### Records shown
• • •
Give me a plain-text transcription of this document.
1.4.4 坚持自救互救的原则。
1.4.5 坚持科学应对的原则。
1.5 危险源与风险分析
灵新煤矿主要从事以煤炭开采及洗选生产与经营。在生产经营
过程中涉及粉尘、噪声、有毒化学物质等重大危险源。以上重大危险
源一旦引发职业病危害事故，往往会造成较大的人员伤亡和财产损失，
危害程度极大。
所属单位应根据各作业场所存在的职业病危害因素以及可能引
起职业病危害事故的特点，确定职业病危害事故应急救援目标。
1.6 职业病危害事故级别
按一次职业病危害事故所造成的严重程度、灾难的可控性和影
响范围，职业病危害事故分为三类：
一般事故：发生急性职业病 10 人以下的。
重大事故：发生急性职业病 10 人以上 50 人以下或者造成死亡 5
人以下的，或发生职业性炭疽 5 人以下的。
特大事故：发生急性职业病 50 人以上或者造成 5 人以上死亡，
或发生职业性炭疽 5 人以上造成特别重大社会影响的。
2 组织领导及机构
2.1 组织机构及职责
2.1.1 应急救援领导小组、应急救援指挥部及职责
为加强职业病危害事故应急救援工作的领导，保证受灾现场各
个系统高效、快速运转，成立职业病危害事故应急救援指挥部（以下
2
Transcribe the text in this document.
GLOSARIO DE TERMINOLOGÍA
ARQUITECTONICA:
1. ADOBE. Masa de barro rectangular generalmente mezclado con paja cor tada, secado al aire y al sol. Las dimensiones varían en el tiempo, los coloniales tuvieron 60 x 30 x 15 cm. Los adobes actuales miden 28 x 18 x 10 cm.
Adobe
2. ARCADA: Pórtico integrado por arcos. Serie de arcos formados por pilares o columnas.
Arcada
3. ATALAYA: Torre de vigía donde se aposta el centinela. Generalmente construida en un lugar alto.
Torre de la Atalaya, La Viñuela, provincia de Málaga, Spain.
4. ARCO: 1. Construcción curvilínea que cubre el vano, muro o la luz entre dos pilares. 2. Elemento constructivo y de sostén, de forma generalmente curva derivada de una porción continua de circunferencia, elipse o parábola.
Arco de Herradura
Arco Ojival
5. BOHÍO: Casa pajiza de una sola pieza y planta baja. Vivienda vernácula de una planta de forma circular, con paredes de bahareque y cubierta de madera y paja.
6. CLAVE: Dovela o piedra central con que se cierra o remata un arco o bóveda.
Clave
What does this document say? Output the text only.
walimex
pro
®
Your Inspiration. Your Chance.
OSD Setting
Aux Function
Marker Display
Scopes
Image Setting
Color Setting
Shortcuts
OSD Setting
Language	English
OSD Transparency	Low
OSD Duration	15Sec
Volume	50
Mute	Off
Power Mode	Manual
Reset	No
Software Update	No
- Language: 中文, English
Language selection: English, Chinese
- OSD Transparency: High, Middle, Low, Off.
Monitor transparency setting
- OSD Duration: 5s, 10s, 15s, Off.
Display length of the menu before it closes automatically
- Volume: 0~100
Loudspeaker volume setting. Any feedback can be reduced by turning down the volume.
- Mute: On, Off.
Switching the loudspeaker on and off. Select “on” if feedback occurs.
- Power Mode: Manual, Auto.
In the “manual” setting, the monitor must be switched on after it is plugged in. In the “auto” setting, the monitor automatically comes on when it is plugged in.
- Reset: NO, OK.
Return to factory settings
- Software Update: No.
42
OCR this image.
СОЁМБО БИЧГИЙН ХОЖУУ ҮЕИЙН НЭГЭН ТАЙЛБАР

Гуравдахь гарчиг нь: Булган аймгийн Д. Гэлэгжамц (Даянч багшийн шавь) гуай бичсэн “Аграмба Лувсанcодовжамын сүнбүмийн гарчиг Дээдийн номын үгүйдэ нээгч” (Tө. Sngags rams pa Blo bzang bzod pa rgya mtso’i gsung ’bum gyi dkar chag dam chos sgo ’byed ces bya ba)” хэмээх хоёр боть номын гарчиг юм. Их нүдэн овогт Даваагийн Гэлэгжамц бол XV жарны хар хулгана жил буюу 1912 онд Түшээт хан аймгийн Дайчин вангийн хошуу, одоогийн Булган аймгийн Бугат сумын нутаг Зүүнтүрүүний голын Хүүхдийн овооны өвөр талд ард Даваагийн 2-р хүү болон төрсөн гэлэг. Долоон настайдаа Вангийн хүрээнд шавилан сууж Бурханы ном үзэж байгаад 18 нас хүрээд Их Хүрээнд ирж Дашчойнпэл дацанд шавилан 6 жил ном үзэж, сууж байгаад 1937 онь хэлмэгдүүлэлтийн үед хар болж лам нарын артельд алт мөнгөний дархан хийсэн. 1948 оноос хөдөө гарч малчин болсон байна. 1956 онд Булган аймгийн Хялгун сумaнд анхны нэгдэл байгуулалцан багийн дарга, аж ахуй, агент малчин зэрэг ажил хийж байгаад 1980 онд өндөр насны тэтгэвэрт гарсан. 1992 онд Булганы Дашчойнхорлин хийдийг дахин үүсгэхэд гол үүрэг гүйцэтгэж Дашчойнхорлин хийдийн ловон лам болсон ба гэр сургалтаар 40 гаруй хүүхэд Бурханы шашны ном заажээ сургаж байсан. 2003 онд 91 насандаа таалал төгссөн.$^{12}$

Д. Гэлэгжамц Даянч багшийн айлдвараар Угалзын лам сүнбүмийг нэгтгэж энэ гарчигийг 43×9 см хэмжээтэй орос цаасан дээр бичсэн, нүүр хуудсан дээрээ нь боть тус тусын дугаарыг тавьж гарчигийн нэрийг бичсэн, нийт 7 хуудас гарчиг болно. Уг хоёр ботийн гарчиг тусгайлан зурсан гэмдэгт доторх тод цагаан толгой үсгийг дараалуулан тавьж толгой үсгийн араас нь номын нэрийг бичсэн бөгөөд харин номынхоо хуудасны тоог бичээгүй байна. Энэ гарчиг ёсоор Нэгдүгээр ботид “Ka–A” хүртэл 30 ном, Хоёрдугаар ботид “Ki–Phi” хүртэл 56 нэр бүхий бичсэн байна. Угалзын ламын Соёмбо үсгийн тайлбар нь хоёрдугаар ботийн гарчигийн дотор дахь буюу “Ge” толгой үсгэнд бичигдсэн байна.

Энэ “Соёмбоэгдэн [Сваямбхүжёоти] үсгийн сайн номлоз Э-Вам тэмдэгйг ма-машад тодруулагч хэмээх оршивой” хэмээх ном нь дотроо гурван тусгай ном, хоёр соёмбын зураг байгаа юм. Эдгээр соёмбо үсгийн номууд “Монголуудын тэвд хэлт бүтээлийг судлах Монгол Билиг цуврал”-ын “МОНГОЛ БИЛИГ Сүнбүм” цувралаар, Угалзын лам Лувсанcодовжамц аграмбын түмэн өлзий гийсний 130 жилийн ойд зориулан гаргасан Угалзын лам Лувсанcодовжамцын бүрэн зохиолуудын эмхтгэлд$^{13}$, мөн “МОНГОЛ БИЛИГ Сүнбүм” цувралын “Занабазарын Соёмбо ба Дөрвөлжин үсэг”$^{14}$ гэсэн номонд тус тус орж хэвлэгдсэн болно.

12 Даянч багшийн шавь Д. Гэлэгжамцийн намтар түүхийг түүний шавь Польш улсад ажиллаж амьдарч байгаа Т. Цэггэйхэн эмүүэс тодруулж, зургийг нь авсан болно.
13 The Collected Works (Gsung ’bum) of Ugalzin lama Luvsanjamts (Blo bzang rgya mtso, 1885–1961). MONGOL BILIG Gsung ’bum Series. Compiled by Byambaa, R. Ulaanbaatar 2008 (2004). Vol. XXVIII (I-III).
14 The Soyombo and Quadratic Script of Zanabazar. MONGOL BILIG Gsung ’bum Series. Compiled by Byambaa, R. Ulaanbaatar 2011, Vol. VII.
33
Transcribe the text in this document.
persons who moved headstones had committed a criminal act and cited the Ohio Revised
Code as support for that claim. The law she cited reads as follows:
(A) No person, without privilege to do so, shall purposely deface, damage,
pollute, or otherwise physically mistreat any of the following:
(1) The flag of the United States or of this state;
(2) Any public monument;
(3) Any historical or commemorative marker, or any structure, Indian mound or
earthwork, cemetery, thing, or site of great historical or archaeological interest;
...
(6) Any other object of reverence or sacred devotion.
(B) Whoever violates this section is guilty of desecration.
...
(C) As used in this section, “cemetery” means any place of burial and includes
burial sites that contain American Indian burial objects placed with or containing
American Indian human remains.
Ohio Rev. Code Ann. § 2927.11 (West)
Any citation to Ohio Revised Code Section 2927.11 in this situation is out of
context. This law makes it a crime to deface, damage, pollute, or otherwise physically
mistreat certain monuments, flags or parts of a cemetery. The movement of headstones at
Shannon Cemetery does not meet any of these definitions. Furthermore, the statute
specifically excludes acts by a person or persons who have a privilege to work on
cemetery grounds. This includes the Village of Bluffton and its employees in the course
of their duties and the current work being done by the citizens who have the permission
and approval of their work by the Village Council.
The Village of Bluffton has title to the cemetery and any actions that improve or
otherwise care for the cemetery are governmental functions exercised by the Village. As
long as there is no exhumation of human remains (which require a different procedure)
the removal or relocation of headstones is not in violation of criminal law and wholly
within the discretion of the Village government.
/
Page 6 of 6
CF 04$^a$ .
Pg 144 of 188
• • •
### Your objective
Filter out all lines lacking the word "document" and copy the rest.

### Task solution
Give me a plain-text transcription of this document.
Transcribe the text in this document.
What does this document say? Output the text only.
Transcribe the text in this document.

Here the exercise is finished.